Stored records =>
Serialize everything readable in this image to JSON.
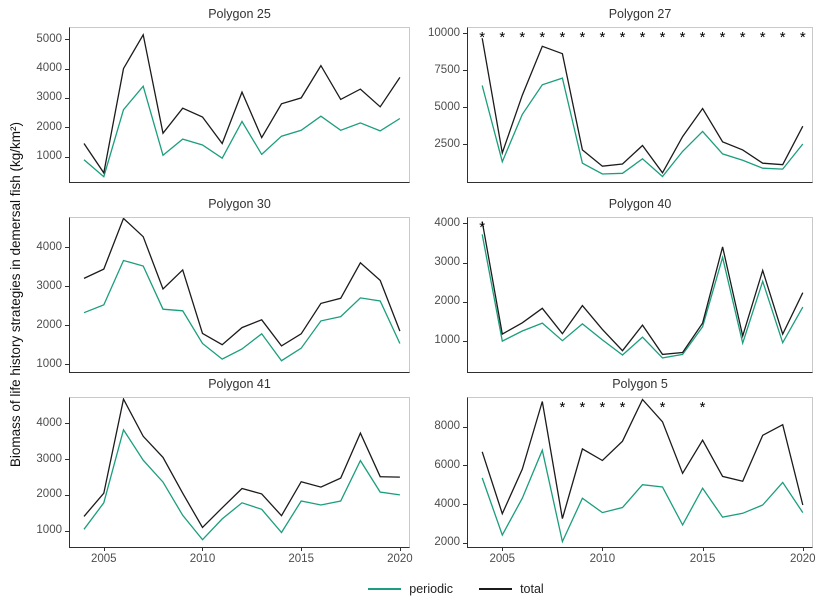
{
  "figure": {
    "y_axis_label": "Biomass of life history strategies in demersal fish (kg/km²)"
  },
  "chart_data": {
    "type": "line",
    "x_years": [
      2004,
      2005,
      2006,
      2007,
      2008,
      2009,
      2010,
      2011,
      2012,
      2013,
      2014,
      2015,
      2016,
      2017,
      2018,
      2019,
      2020
    ],
    "xlim": [
      2003.29,
      2020.46
    ],
    "xticks": [
      2005,
      2010,
      2015,
      2020
    ],
    "xlabel": "",
    "ylabel": "Biomass of life history strategies in demersal fish (kg/km²)",
    "grid": "off",
    "legend_position": "bottom",
    "legend": [
      {
        "name": "periodic",
        "color": "#1b9e7e"
      },
      {
        "name": "total",
        "color": "#1b1b1b"
      }
    ],
    "panels": [
      {
        "title": "Polygon 25",
        "ylim": [
          140,
          5380
        ],
        "yticks": [
          1000,
          2000,
          3000,
          4000,
          5000
        ],
        "asterisk_years": [],
        "series": {
          "periodic": [
            900,
            320,
            2600,
            3400,
            1050,
            1600,
            1400,
            950,
            2200,
            1080,
            1700,
            1900,
            2380,
            1900,
            2150,
            1880,
            2300
          ],
          "total": [
            1450,
            450,
            4000,
            5150,
            1800,
            2650,
            2350,
            1450,
            3200,
            1650,
            2800,
            3000,
            4100,
            2950,
            3300,
            2700,
            3700
          ]
        }
      },
      {
        "title": "Polygon 27",
        "ylim": [
          -70,
          10340
        ],
        "yticks": [
          2500,
          5000,
          7500,
          10000
        ],
        "asterisk_years": [
          2004,
          2005,
          2006,
          2007,
          2008,
          2009,
          2010,
          2011,
          2012,
          2013,
          2014,
          2015,
          2016,
          2017,
          2018,
          2019,
          2020
        ],
        "series": {
          "periodic": [
            6450,
            1300,
            4500,
            6500,
            6950,
            1200,
            470,
            520,
            1500,
            300,
            2000,
            3350,
            1830,
            1400,
            860,
            800,
            2500
          ],
          "total": [
            9650,
            1900,
            5800,
            9100,
            8600,
            2100,
            1000,
            1150,
            2400,
            550,
            3000,
            4900,
            2650,
            2100,
            1200,
            1100,
            3700
          ]
        }
      },
      {
        "title": "Polygon 30",
        "ylim": [
          800,
          4750
        ],
        "yticks": [
          1000,
          2000,
          3000,
          4000
        ],
        "asterisk_years": [],
        "series": {
          "periodic": [
            2320,
            2520,
            3660,
            3520,
            2410,
            2370,
            1530,
            1130,
            1390,
            1780,
            1090,
            1410,
            2110,
            2220,
            2700,
            2620,
            1530
          ],
          "total": [
            3200,
            3440,
            4740,
            4270,
            2930,
            3420,
            1790,
            1500,
            1940,
            2140,
            1470,
            1780,
            2560,
            2690,
            3600,
            3150,
            1850
          ]
        }
      },
      {
        "title": "Polygon 40",
        "ylim": [
          200,
          4140
        ],
        "yticks": [
          1000,
          2000,
          3000,
          4000
        ],
        "asterisk_years": [
          2004
        ],
        "series": {
          "periodic": [
            3720,
            990,
            1250,
            1450,
            1000,
            1430,
            1020,
            635,
            1090,
            560,
            650,
            1360,
            3130,
            940,
            2520,
            950,
            1860
          ],
          "total": [
            4050,
            1170,
            1460,
            1830,
            1180,
            1900,
            1290,
            745,
            1400,
            650,
            700,
            1450,
            3400,
            1120,
            2800,
            1170,
            2230
          ]
        }
      },
      {
        "title": "Polygon 41",
        "ylim": [
          545,
          4710
        ],
        "yticks": [
          1000,
          2000,
          3000,
          4000
        ],
        "asterisk_years": [],
        "series": {
          "periodic": [
            1040,
            1780,
            3820,
            2970,
            2360,
            1430,
            750,
            1330,
            1780,
            1600,
            950,
            1830,
            1720,
            1830,
            2960,
            2080,
            2000
          ],
          "total": [
            1400,
            2050,
            4680,
            3640,
            3050,
            2050,
            1090,
            1640,
            2180,
            2030,
            1420,
            2370,
            2220,
            2470,
            3730,
            2510,
            2500
          ]
        }
      },
      {
        "title": "Polygon 5",
        "ylim": [
          1780,
          9480
        ],
        "yticks": [
          2000,
          4000,
          6000,
          8000
        ],
        "asterisk_years": [
          2008,
          2009,
          2010,
          2011,
          2013,
          2015
        ],
        "series": {
          "periodic": [
            5350,
            2400,
            4300,
            6780,
            2060,
            4300,
            3560,
            3820,
            5000,
            4880,
            2920,
            4820,
            3320,
            3520,
            3950,
            5120,
            3560
          ],
          "total": [
            6700,
            3500,
            5800,
            9300,
            3250,
            6850,
            6250,
            7250,
            9400,
            8250,
            5590,
            7300,
            5430,
            5180,
            7550,
            8100,
            3950
          ]
        }
      }
    ]
  }
}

Exercise goal =>
Without the pictures, retype the whole of the material above exactly.

Solution =>
Serialize everything readable in this image to JSON.
{
  "figure": {
    "y_axis_label": "Biomass of life history strategies in demersal fish (kg/km²)"
  },
  "chart_data": {
    "type": "line",
    "x_years": [
      2004,
      2005,
      2006,
      2007,
      2008,
      2009,
      2010,
      2011,
      2012,
      2013,
      2014,
      2015,
      2016,
      2017,
      2018,
      2019,
      2020
    ],
    "xlim": [
      2003.29,
      2020.46
    ],
    "xticks": [
      2005,
      2010,
      2015,
      2020
    ],
    "xlabel": "",
    "ylabel": "Biomass of life history strategies in demersal fish (kg/km²)",
    "grid": "off",
    "legend_position": "bottom",
    "legend": [
      {
        "name": "periodic",
        "color": "#1b9e7e"
      },
      {
        "name": "total",
        "color": "#1b1b1b"
      }
    ],
    "panels": [
      {
        "title": "Polygon 25",
        "ylim": [
          140,
          5380
        ],
        "yticks": [
          1000,
          2000,
          3000,
          4000,
          5000
        ],
        "asterisk_years": [],
        "series": {
          "periodic": [
            900,
            320,
            2600,
            3400,
            1050,
            1600,
            1400,
            950,
            2200,
            1080,
            1700,
            1900,
            2380,
            1900,
            2150,
            1880,
            2300
          ],
          "total": [
            1450,
            450,
            4000,
            5150,
            1800,
            2650,
            2350,
            1450,
            3200,
            1650,
            2800,
            3000,
            4100,
            2950,
            3300,
            2700,
            3700
          ]
        }
      },
      {
        "title": "Polygon 27",
        "ylim": [
          -70,
          10340
        ],
        "yticks": [
          2500,
          5000,
          7500,
          10000
        ],
        "asterisk_years": [
          2004,
          2005,
          2006,
          2007,
          2008,
          2009,
          2010,
          2011,
          2012,
          2013,
          2014,
          2015,
          2016,
          2017,
          2018,
          2019,
          2020
        ],
        "series": {
          "periodic": [
            6450,
            1300,
            4500,
            6500,
            6950,
            1200,
            470,
            520,
            1500,
            300,
            2000,
            3350,
            1830,
            1400,
            860,
            800,
            2500
          ],
          "total": [
            9650,
            1900,
            5800,
            9100,
            8600,
            2100,
            1000,
            1150,
            2400,
            550,
            3000,
            4900,
            2650,
            2100,
            1200,
            1100,
            3700
          ]
        }
      },
      {
        "title": "Polygon 30",
        "ylim": [
          800,
          4750
        ],
        "yticks": [
          1000,
          2000,
          3000,
          4000
        ],
        "asterisk_years": [],
        "series": {
          "periodic": [
            2320,
            2520,
            3660,
            3520,
            2410,
            2370,
            1530,
            1130,
            1390,
            1780,
            1090,
            1410,
            2110,
            2220,
            2700,
            2620,
            1530
          ],
          "total": [
            3200,
            3440,
            4740,
            4270,
            2930,
            3420,
            1790,
            1500,
            1940,
            2140,
            1470,
            1780,
            2560,
            2690,
            3600,
            3150,
            1850
          ]
        }
      },
      {
        "title": "Polygon 40",
        "ylim": [
          200,
          4140
        ],
        "yticks": [
          1000,
          2000,
          3000,
          4000
        ],
        "asterisk_years": [
          2004
        ],
        "series": {
          "periodic": [
            3720,
            990,
            1250,
            1450,
            1000,
            1430,
            1020,
            635,
            1090,
            560,
            650,
            1360,
            3130,
            940,
            2520,
            950,
            1860
          ],
          "total": [
            4050,
            1170,
            1460,
            1830,
            1180,
            1900,
            1290,
            745,
            1400,
            650,
            700,
            1450,
            3400,
            1120,
            2800,
            1170,
            2230
          ]
        }
      },
      {
        "title": "Polygon 41",
        "ylim": [
          545,
          4710
        ],
        "yticks": [
          1000,
          2000,
          3000,
          4000
        ],
        "asterisk_years": [],
        "series": {
          "periodic": [
            1040,
            1780,
            3820,
            2970,
            2360,
            1430,
            750,
            1330,
            1780,
            1600,
            950,
            1830,
            1720,
            1830,
            2960,
            2080,
            2000
          ],
          "total": [
            1400,
            2050,
            4680,
            3640,
            3050,
            2050,
            1090,
            1640,
            2180,
            2030,
            1420,
            2370,
            2220,
            2470,
            3730,
            2510,
            2500
          ]
        }
      },
      {
        "title": "Polygon 5",
        "ylim": [
          1780,
          9480
        ],
        "yticks": [
          2000,
          4000,
          6000,
          8000
        ],
        "asterisk_years": [
          2008,
          2009,
          2010,
          2011,
          2013,
          2015
        ],
        "series": {
          "periodic": [
            5350,
            2400,
            4300,
            6780,
            2060,
            4300,
            3560,
            3820,
            5000,
            4880,
            2920,
            4820,
            3320,
            3520,
            3950,
            5120,
            3560
          ],
          "total": [
            6700,
            3500,
            5800,
            9300,
            3250,
            6850,
            6250,
            7250,
            9400,
            8250,
            5590,
            7300,
            5430,
            5180,
            7550,
            8100,
            3950
          ]
        }
      }
    ]
  }
}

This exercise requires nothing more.